# AIM OF THE TASK:
Write out the records from the line holding "Give bounding boxes" through the line holding "unit-note: (단위:%) — [352, 116, 403, 131]", inclusive, as a numbered list with any blank lines left out.

# TASK INPUTS:
============

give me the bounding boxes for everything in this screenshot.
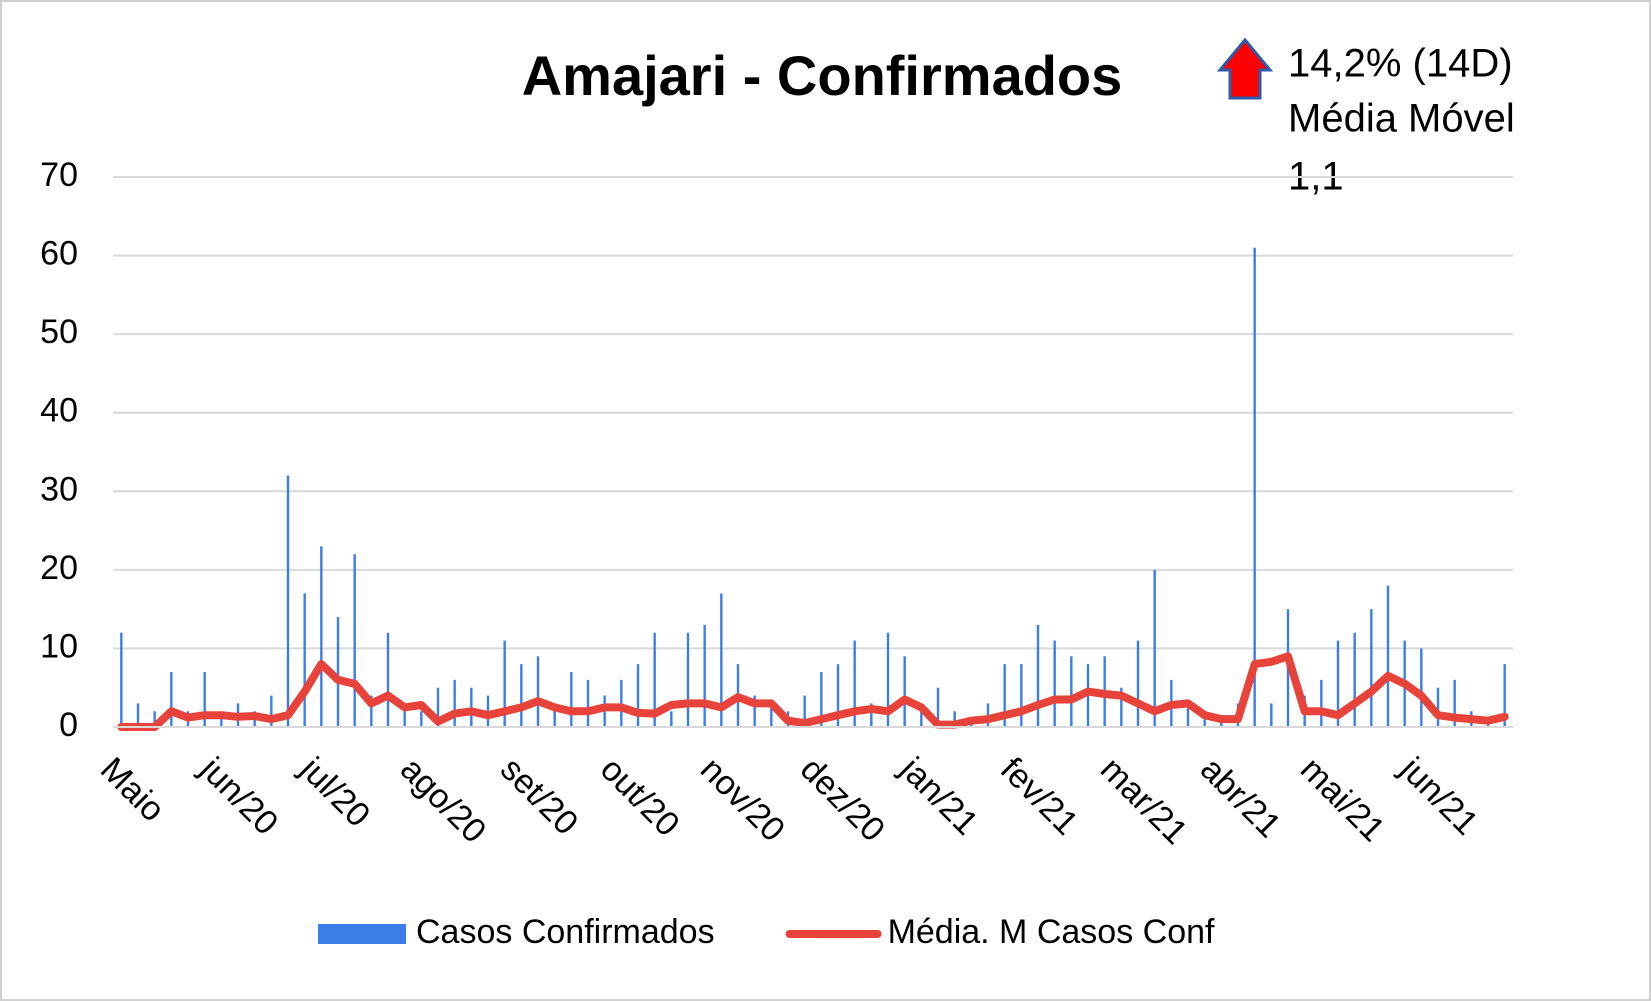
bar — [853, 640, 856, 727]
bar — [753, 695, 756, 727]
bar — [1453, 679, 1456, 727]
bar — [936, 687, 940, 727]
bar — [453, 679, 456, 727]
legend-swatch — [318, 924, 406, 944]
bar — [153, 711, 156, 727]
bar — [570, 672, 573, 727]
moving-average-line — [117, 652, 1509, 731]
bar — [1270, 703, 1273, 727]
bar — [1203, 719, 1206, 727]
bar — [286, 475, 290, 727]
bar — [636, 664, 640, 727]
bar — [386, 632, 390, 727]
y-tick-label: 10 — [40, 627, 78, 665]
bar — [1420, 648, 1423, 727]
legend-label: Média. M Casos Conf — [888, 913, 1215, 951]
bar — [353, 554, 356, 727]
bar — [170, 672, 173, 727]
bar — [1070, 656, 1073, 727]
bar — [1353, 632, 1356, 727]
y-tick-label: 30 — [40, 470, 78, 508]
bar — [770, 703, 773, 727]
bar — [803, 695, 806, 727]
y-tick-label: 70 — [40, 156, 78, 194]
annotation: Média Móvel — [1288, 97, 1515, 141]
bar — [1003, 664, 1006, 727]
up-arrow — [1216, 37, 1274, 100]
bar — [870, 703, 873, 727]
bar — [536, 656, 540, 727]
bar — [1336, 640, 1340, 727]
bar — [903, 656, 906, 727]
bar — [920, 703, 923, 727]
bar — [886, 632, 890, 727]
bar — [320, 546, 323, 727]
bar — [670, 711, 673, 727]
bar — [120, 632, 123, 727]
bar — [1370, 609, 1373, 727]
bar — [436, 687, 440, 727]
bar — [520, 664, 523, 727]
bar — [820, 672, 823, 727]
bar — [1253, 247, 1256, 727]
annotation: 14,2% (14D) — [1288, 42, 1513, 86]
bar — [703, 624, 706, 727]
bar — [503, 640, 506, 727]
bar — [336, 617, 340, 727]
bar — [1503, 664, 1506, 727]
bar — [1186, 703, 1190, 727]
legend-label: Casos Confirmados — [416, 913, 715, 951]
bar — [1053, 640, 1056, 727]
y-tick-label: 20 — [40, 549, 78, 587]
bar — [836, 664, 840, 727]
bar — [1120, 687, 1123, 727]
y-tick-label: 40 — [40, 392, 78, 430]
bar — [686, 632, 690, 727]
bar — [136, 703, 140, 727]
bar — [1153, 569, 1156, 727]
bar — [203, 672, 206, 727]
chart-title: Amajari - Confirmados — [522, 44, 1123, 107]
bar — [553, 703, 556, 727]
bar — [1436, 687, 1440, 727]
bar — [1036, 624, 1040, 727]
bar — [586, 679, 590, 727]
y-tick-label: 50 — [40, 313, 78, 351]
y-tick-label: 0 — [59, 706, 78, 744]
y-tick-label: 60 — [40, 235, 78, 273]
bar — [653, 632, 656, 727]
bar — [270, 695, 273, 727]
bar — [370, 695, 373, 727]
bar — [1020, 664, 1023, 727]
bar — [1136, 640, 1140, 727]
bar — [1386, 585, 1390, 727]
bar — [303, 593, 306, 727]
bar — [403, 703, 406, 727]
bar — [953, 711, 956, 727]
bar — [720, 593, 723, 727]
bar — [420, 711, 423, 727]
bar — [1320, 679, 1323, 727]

============

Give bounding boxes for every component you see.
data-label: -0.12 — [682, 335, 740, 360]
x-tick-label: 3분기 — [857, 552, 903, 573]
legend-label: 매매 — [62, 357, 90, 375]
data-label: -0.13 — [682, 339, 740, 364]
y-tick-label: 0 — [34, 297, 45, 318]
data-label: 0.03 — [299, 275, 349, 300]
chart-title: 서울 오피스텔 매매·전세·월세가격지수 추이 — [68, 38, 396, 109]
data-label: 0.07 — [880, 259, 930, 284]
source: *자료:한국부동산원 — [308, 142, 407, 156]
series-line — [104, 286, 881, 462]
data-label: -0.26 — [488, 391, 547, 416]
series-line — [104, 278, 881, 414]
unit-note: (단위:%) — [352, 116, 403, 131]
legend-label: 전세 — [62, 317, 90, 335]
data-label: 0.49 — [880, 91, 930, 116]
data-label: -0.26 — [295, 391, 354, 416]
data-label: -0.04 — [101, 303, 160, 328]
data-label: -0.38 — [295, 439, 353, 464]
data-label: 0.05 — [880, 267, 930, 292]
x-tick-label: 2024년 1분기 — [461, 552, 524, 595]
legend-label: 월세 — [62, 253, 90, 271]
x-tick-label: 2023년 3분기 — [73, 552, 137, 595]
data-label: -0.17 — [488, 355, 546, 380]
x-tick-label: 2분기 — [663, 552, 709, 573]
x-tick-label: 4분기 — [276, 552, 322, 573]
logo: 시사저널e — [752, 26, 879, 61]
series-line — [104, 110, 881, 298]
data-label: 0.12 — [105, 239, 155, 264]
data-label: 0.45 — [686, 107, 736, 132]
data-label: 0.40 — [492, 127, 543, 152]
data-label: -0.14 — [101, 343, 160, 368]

============

# REPLY:
1. Give bounding boxes for every component you see.
2. data-label: -0.12 — [682, 335, 740, 360]
3. x-tick-label: 3분기 — [857, 552, 903, 573]
4. legend-label: 매매 — [62, 357, 90, 375]
5. data-label: -0.13 — [682, 339, 740, 364]
6. y-tick-label: 0 — [34, 297, 45, 318]
7. data-label: 0.03 — [299, 275, 349, 300]
8. chart-title: 서울 오피스텔 매매·전세·월세가격지수 추이 — [68, 38, 396, 109]
9. data-label: 0.07 — [880, 259, 930, 284]
10. source: *자료:한국부동산원 — [308, 142, 407, 156]
11. series-line — [104, 286, 881, 462]
12. data-label: -0.26 — [488, 391, 547, 416]
13. series-line — [104, 278, 881, 414]
14. unit-note: (단위:%) — [352, 116, 403, 131]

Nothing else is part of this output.